• _Given request_
Can you write out all of the material below, word for word?

**** Exercise inputs ****

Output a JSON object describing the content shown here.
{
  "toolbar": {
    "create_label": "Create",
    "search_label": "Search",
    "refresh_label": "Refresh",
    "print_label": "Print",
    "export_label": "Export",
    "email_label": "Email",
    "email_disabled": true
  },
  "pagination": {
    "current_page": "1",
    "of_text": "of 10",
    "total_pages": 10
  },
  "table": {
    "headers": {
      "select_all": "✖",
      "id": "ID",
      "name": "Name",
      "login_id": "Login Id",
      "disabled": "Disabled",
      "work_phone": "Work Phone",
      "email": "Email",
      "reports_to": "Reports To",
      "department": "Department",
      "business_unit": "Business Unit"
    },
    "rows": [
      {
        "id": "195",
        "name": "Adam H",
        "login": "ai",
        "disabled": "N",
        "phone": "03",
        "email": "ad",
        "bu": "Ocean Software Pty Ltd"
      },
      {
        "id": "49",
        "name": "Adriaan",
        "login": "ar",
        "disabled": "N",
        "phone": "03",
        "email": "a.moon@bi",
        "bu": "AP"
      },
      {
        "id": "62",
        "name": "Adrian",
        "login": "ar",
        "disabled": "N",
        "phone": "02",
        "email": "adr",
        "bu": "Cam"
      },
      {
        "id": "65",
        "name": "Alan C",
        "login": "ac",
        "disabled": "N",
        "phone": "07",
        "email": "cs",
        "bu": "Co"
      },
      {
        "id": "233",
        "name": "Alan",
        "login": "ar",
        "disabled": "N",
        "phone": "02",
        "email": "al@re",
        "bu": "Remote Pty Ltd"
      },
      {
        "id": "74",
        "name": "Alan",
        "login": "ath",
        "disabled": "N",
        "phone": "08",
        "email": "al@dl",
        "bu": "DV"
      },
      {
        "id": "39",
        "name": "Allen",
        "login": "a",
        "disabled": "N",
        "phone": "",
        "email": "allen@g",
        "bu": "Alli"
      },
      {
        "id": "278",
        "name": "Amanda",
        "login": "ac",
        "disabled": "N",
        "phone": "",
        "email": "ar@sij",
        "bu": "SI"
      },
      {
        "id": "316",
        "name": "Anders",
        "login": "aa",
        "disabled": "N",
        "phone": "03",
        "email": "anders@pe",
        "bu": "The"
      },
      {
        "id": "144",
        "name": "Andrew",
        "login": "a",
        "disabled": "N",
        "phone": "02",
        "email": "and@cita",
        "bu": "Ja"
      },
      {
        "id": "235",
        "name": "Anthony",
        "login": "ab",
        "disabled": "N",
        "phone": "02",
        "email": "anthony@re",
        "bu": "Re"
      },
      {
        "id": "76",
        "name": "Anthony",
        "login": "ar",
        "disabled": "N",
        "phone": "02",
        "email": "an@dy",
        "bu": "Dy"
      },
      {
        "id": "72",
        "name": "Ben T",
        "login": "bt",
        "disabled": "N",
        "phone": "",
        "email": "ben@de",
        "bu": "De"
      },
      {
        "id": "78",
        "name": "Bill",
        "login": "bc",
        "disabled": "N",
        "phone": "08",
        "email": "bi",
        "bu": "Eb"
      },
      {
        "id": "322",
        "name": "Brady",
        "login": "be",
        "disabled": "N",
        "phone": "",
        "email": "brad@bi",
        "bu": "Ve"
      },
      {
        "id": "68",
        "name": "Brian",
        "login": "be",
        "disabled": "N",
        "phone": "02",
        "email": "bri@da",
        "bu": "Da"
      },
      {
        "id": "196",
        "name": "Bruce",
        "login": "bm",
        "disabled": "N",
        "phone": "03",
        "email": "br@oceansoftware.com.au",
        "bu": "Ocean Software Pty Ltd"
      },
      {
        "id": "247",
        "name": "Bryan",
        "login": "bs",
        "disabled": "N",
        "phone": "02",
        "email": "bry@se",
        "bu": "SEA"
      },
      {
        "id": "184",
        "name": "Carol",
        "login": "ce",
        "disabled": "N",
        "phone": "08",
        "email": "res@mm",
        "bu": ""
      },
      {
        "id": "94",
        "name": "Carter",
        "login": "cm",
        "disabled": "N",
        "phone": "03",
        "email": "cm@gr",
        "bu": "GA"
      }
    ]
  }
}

****

• _Task answer_
Output a JSON object describing the content shown here.
{
  "toolbar": {
    "create_label": "Create",
    "search_label": "Search",
    "refresh_label": "Refresh",
    "print_label": "Print",
    "export_label": "Export",
    "email_label": "Email",
    "email_disabled": true
  },
  "pagination": {
    "current_page": "1",
    "of_text": "of 10",
    "total_pages": 10
  },
  "table": {
    "headers": {
      "select_all": "✖",
      "id": "ID",
      "name": "Name",
      "login_id": "Login Id",
      "disabled": "Disabled",
      "work_phone": "Work Phone",
      "email": "Email",
      "reports_to": "Reports To",
      "department": "Department",
      "business_unit": "Business Unit"
    },
    "rows": [
      {
        "id": "195",
        "name": "Adam H",
        "login": "ai",
        "disabled": "N",
        "phone": "03",
        "email": "ad",
        "bu": "Ocean Software Pty Ltd"
      },
      {
        "id": "49",
        "name": "Adriaan",
        "login": "ar",
        "disabled": "N",
        "phone": "03",
        "email": "a.moon@bi",
        "bu": "AP"
      },
      {
        "id": "62",
        "name": "Adrian",
        "login": "ar",
        "disabled": "N",
        "phone": "02",
        "email": "adr",
        "bu": "Cam"
      },
      {
        "id": "65",
        "name": "Alan C",
        "login": "ac",
        "disabled": "N",
        "phone": "07",
        "email": "cs",
        "bu": "Co"
      },
      {
        "id": "233",
        "name": "Alan",
        "login": "ar",
        "disabled": "N",
        "phone": "02",
        "email": "al@re",
        "bu": "Remote Pty Ltd"
      },
      {
        "id": "74",
        "name": "Alan",
        "login": "ath",
        "disabled": "N",
        "phone": "08",
        "email": "al@dl",
        "bu": "DV"
      },
      {
        "id": "39",
        "name": "Allen",
        "login": "a",
        "disabled": "N",
        "phone": "",
        "email": "allen@g",
        "bu": "Alli"
      },
      {
        "id": "278",
        "name": "Amanda",
        "login": "ac",
        "disabled": "N",
        "phone": "",
        "email": "ar@sij",
        "bu": "SI"
      },
      {
        "id": "316",
        "name": "Anders",
        "login": "aa",
        "disabled": "N",
        "phone": "03",
        "email": "anders@pe",
        "bu": "The"
      },
      {
        "id": "144",
        "name": "Andrew",
        "login": "a",
        "disabled": "N",
        "phone": "02",
        "email": "and@cita",
        "bu": "Ja"
      },
      {
        "id": "235",
        "name": "Anthony",
        "login": "ab",
        "disabled": "N",
        "phone": "02",
        "email": "anthony@re",
        "bu": "Re"
      },
      {
        "id": "76",
        "name": "Anthony",
        "login": "ar",
        "disabled": "N",
        "phone": "02",
        "email": "an@dy",
        "bu": "Dy"
      },
      {
        "id": "72",
        "name": "Ben T",
        "login": "bt",
        "disabled": "N",
        "phone": "",
        "email": "ben@de",
        "bu": "De"
      },
      {
        "id": "78",
        "name": "Bill",
        "login": "bc",
        "disabled": "N",
        "phone": "08",
        "email": "bi",
        "bu": "Eb"
      },
      {
        "id": "322",
        "name": "Brady",
        "login": "be",
        "disabled": "N",
        "phone": "",
        "email": "brad@bi",
        "bu": "Ve"
      },
      {
        "id": "68",
        "name": "Brian",
        "login": "be",
        "disabled": "N",
        "phone": "02",
        "email": "bri@da",
        "bu": "Da"
      },
      {
        "id": "196",
        "name": "Bruce",
        "login": "bm",
        "disabled": "N",
        "phone": "03",
        "email": "br@oceansoftware.com.au",
        "bu": "Ocean Software Pty Ltd"
      },
      {
        "id": "247",
        "name": "Bryan",
        "login": "bs",
        "disabled": "N",
        "phone": "02",
        "email": "bry@se",
        "bu": "SEA"
      },
      {
        "id": "184",
        "name": "Carol",
        "login": "ce",
        "disabled": "N",
        "phone": "08",
        "email": "res@mm",
        "bu": ""
      },
      {
        "id": "94",
        "name": "Carter",
        "login": "cm",
        "disabled": "N",
        "phone": "03",
        "email": "cm@gr",
        "bu": "GA"
      }
    ]
  }
}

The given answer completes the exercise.